**TASK**.
State the number of lines below in which the word "label" appears. Nothing else belongs in the answer.

**RECORDS SHOWN**.
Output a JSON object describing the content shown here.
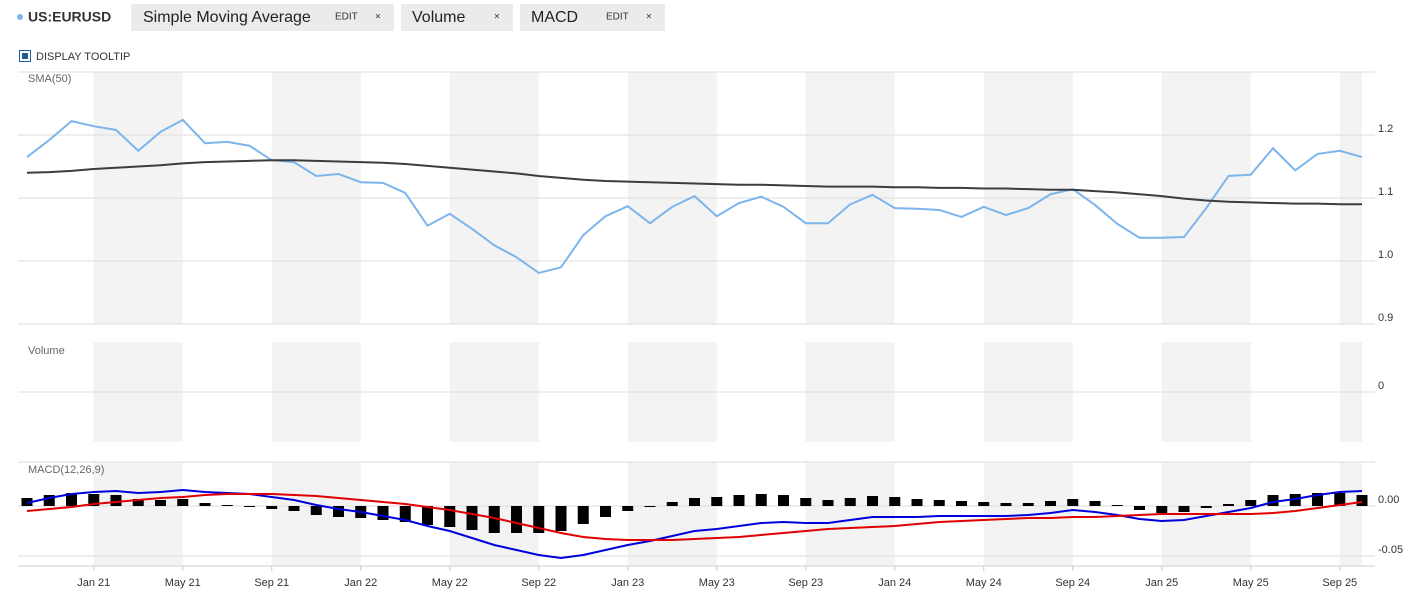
{
  "header": {
    "tabs": [
      {
        "label": "Simple Moving Average",
        "edit": "EDIT",
        "close": "×"
      },
      {
        "label": "Volume",
        "close": "×"
      },
      {
        "label": "MACD",
        "edit": "EDIT",
        "close": "×"
      }
    ],
    "tooltip": "DISPLAY TOOLTIP"
  },
  "chart_data": [
    {
      "type": "line",
      "ylim": [
        0.9,
        1.3
      ],
      "yticks": [
        0.9,
        {
          "value": 1,
          "label": "1.0"
        },
        1.1,
        1.2
      ],
      "grid": true,
      "series": [
        {
          "name": "US:EURUSD",
          "color": "#7cb5ec",
          "values": [
            1.165,
            1.192,
            1.222,
            1.214,
            1.208,
            1.175,
            1.205,
            1.224,
            1.187,
            1.189,
            1.183,
            1.16,
            1.157,
            1.135,
            1.138,
            1.125,
            1.124,
            1.108,
            1.056,
            1.075,
            1.051,
            1.025,
            1.006,
            0.981,
            0.99,
            1.041,
            1.071,
            1.087,
            1.06,
            1.086,
            1.103,
            1.071,
            1.092,
            1.102,
            1.086,
            1.06,
            1.06,
            1.09,
            1.105,
            1.084,
            1.083,
            1.081,
            1.07,
            1.086,
            1.073,
            1.084,
            1.106,
            1.114,
            1.089,
            1.059,
            1.037,
            1.037,
            1.038,
            1.084,
            1.135,
            1.137,
            1.179,
            1.144,
            1.17,
            1.175,
            1.165
          ]
        },
        {
          "name": "SMA(50)",
          "color": "#3c3c3c",
          "values": [
            1.14,
            1.141,
            1.143,
            1.146,
            1.148,
            1.15,
            1.152,
            1.155,
            1.157,
            1.158,
            1.159,
            1.16,
            1.16,
            1.159,
            1.158,
            1.157,
            1.156,
            1.154,
            1.151,
            1.148,
            1.145,
            1.142,
            1.139,
            1.135,
            1.132,
            1.129,
            1.127,
            1.126,
            1.125,
            1.124,
            1.123,
            1.122,
            1.121,
            1.121,
            1.12,
            1.119,
            1.118,
            1.118,
            1.118,
            1.117,
            1.117,
            1.116,
            1.116,
            1.115,
            1.115,
            1.114,
            1.113,
            1.113,
            1.111,
            1.109,
            1.106,
            1.103,
            1.099,
            1.096,
            1.094,
            1.093,
            1.092,
            1.091,
            1.091,
            1.09,
            1.09
          ]
        }
      ]
    },
    {
      "type": "bar",
      "title": "Volume",
      "yticks": [
        0
      ],
      "grid": true
    },
    {
      "type": "line",
      "title": "MACD(12,26,9)",
      "ylim": [
        -0.06,
        0.044
      ],
      "yticks": [
        {
          "value": -0.05,
          "label": "-0.05"
        },
        {
          "value": 0,
          "label": "0.00"
        }
      ],
      "grid": true,
      "categories": [
        null,
        null,
        null,
        "Jan 21",
        null,
        null,
        null,
        "May 21",
        null,
        null,
        null,
        "Sep 21",
        null,
        null,
        null,
        "Jan 22",
        null,
        null,
        null,
        "May 22",
        null,
        null,
        null,
        "Sep 22",
        null,
        null,
        null,
        "Jan 23",
        null,
        null,
        null,
        "May 23",
        null,
        null,
        null,
        "Sep 23",
        null,
        null,
        null,
        "Jan 24",
        null,
        null,
        null,
        "May 24",
        null,
        null,
        null,
        "Sep 24",
        null,
        null,
        null,
        "Jan 25",
        null,
        null,
        null,
        "May 25",
        null,
        null,
        null,
        "Sep 25",
        null
      ],
      "series": [
        {
          "type": "bar",
          "color": "#000000",
          "values": [
            0.008,
            0.011,
            0.013,
            0.012,
            0.011,
            0.007,
            0.006,
            0.007,
            0.003,
            0.001,
            0,
            -0.003,
            -0.005,
            -0.009,
            -0.011,
            -0.012,
            -0.014,
            -0.016,
            -0.019,
            -0.021,
            -0.024,
            -0.027,
            -0.027,
            -0.027,
            -0.025,
            -0.018,
            -0.011,
            -0.005,
            -0.001,
            0.004,
            0.008,
            0.009,
            0.011,
            0.012,
            0.011,
            0.008,
            0.006,
            0.008,
            0.01,
            0.009,
            0.007,
            0.006,
            0.005,
            0.004,
            0.003,
            0.003,
            0.005,
            0.007,
            0.005,
            0.001,
            -0.004,
            -0.007,
            -0.006,
            -0.002,
            0.002,
            0.006,
            0.011,
            0.012,
            0.013,
            0.013,
            0.011
          ]
        },
        {
          "color": "#0000dd",
          "values": [
            0.003,
            0.008,
            0.012,
            0.014,
            0.015,
            0.013,
            0.014,
            0.016,
            0.014,
            0.013,
            0.012,
            0.009,
            0.006,
            0.001,
            -0.003,
            -0.006,
            -0.01,
            -0.014,
            -0.02,
            -0.025,
            -0.032,
            -0.039,
            -0.044,
            -0.049,
            -0.052,
            -0.049,
            -0.044,
            -0.039,
            -0.035,
            -0.03,
            -0.025,
            -0.023,
            -0.02,
            -0.017,
            -0.016,
            -0.017,
            -0.017,
            -0.014,
            -0.011,
            -0.011,
            -0.011,
            -0.01,
            -0.01,
            -0.01,
            -0.01,
            -0.009,
            -0.007,
            -0.004,
            -0.006,
            -0.009,
            -0.013,
            -0.015,
            -0.014,
            -0.01,
            -0.006,
            -0.002,
            0.004,
            0.007,
            0.011,
            0.014,
            0.015
          ]
        },
        {
          "color": "#e00000",
          "values": [
            -0.005,
            -0.003,
            -0.001,
            0.002,
            0.004,
            0.006,
            0.008,
            0.009,
            0.011,
            0.012,
            0.012,
            0.012,
            0.011,
            0.01,
            0.008,
            0.006,
            0.004,
            0.002,
            -0.001,
            -0.004,
            -0.008,
            -0.012,
            -0.017,
            -0.022,
            -0.027,
            -0.031,
            -0.033,
            -0.034,
            -0.034,
            -0.034,
            -0.033,
            -0.032,
            -0.031,
            -0.029,
            -0.027,
            -0.025,
            -0.023,
            -0.022,
            -0.021,
            -0.02,
            -0.018,
            -0.016,
            -0.015,
            -0.014,
            -0.013,
            -0.012,
            -0.012,
            -0.011,
            -0.011,
            -0.01,
            -0.009,
            -0.008,
            -0.008,
            -0.008,
            -0.008,
            -0.008,
            -0.007,
            -0.005,
            -0.002,
            0.001,
            0.004
          ]
        }
      ]
    }
  ]
}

**EXPECTED ANSWER**.
6